- [Written request]: Where a line in the listing below contains the word "gelonghui", copy that line.

- [Data for this task]:
####################

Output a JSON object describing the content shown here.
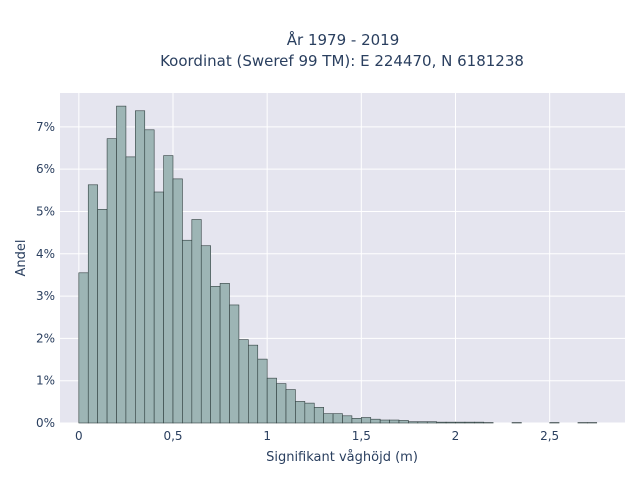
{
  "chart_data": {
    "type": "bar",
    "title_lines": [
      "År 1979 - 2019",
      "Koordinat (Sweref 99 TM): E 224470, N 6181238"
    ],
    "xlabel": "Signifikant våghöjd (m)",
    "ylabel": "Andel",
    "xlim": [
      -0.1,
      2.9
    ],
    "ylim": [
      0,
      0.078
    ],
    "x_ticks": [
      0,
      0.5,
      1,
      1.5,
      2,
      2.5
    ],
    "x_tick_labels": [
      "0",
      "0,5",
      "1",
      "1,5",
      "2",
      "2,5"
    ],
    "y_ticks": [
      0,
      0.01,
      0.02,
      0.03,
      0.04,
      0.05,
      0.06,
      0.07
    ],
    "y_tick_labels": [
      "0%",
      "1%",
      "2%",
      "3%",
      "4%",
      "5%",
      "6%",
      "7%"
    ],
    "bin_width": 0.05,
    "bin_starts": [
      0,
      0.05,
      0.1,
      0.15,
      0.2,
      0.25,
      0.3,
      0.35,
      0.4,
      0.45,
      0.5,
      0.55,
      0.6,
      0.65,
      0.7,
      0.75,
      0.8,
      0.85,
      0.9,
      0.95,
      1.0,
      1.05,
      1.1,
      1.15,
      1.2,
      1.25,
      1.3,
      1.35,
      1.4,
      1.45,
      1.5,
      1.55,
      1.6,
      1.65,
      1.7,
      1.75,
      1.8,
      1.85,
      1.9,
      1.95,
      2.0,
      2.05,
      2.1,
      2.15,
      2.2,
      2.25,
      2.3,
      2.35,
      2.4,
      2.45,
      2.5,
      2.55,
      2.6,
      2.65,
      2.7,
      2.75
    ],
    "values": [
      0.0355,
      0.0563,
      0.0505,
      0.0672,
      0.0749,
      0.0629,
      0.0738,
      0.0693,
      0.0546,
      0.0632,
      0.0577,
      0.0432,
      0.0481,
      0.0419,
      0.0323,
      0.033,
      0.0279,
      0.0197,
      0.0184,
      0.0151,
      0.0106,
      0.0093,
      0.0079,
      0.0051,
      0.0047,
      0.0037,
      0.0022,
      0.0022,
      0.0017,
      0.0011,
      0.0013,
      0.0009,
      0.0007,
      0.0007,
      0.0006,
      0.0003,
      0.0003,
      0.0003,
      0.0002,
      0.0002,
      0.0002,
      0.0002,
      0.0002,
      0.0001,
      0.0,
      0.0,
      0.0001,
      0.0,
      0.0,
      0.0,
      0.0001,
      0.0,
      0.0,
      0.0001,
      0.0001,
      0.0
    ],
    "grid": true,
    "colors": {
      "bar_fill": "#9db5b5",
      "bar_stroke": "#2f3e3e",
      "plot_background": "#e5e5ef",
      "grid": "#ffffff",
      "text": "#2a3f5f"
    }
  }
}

####################

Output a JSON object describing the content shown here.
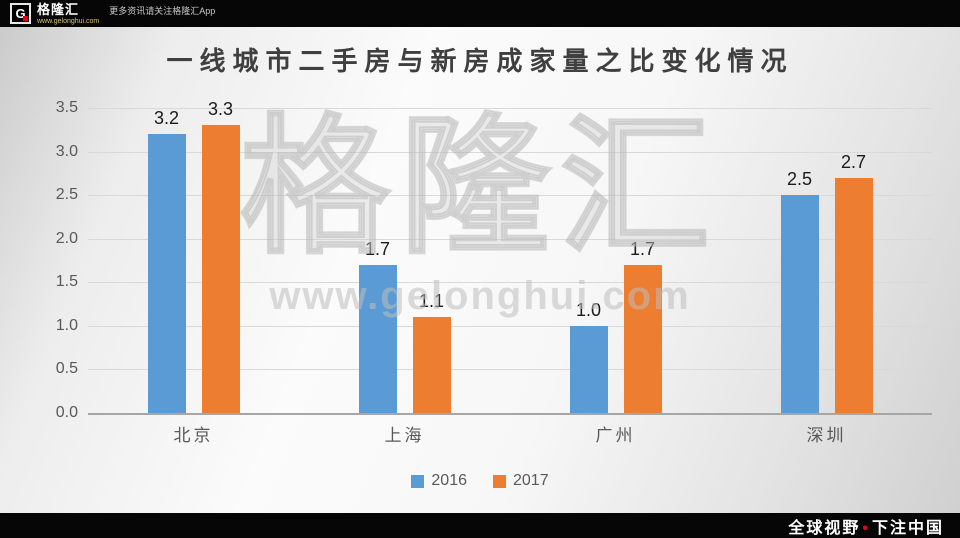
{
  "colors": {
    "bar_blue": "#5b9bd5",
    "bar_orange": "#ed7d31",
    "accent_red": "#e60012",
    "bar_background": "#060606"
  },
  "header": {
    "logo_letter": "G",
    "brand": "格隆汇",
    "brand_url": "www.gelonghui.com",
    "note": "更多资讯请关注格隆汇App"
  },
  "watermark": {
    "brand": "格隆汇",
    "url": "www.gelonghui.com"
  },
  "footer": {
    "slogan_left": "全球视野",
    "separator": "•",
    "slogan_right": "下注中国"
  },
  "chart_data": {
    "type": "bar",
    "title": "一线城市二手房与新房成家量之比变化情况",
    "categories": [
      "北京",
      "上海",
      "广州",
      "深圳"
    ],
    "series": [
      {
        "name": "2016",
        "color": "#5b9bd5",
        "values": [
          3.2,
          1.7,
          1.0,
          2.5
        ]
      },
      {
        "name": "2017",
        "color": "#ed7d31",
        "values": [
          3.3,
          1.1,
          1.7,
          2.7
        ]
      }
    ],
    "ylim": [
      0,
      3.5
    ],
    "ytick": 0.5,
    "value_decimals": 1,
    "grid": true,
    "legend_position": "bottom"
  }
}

####################

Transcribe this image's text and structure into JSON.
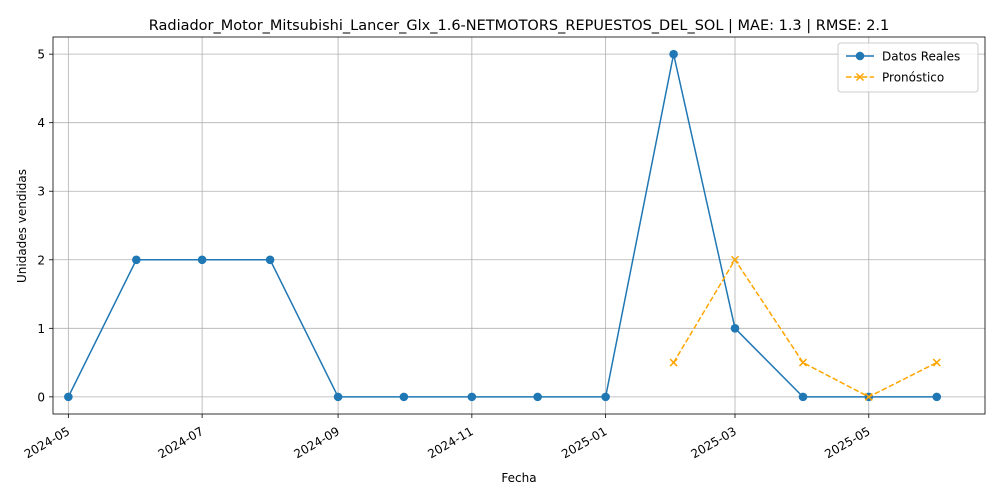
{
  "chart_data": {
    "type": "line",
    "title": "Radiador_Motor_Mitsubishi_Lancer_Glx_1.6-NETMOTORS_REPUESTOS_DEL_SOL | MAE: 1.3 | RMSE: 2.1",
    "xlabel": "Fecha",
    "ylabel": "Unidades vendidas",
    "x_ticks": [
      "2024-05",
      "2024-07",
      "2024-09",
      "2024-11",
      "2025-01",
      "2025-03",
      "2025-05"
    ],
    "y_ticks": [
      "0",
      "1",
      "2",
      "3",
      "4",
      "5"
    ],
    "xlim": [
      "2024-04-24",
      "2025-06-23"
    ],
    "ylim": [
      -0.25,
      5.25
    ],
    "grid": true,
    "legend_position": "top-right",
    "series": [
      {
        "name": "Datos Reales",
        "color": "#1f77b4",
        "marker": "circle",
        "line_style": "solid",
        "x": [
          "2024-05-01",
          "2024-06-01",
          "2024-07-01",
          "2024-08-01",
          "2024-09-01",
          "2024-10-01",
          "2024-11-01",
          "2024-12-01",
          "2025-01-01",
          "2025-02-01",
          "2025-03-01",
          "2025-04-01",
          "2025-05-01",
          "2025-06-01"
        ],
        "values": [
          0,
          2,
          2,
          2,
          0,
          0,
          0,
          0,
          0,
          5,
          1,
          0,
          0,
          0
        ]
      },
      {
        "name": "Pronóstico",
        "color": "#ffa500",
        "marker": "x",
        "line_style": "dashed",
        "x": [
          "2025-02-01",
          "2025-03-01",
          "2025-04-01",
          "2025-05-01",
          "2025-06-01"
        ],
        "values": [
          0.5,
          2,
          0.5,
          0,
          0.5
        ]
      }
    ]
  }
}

####################

- [Correct response]:
    "brand_url": "www.gelonghui.com",
    "url": "www.gelonghui.com"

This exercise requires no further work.